Stated exercise. Determine which lines contain the word "dana", then copy those lines.

Entries.
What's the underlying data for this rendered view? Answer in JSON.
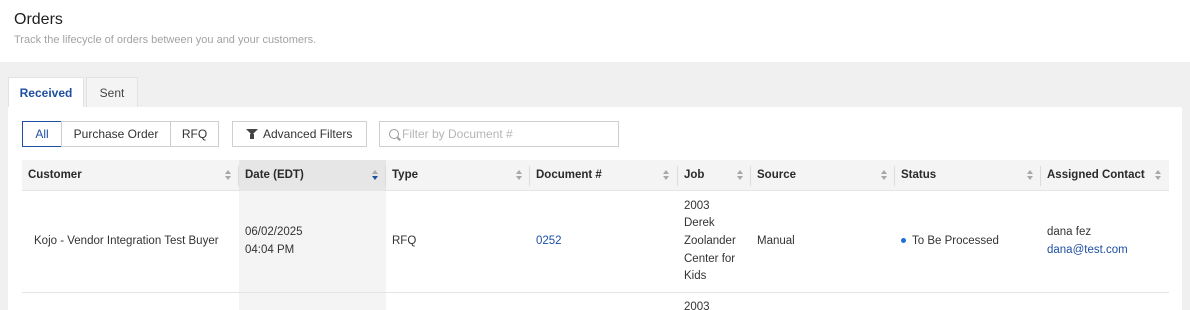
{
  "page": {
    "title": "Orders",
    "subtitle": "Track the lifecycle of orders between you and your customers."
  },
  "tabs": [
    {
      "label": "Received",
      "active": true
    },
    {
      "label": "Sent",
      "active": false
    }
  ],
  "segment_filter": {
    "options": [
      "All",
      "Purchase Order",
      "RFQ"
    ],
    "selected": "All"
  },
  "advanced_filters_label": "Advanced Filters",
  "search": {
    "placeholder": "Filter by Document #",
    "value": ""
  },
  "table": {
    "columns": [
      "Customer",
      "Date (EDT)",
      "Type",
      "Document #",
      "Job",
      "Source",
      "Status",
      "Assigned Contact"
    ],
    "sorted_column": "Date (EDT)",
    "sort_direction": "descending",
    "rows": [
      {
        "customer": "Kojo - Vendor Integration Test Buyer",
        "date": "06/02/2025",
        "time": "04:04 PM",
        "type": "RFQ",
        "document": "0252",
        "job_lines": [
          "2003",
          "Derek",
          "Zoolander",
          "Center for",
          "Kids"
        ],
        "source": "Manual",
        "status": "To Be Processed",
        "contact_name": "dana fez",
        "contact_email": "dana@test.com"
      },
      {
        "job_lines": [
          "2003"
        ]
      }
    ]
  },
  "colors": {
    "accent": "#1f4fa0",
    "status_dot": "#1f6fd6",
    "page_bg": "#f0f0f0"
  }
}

Exercise solution.
        "contact_name": "dana fez",
        "contact_email": "dana@test.com"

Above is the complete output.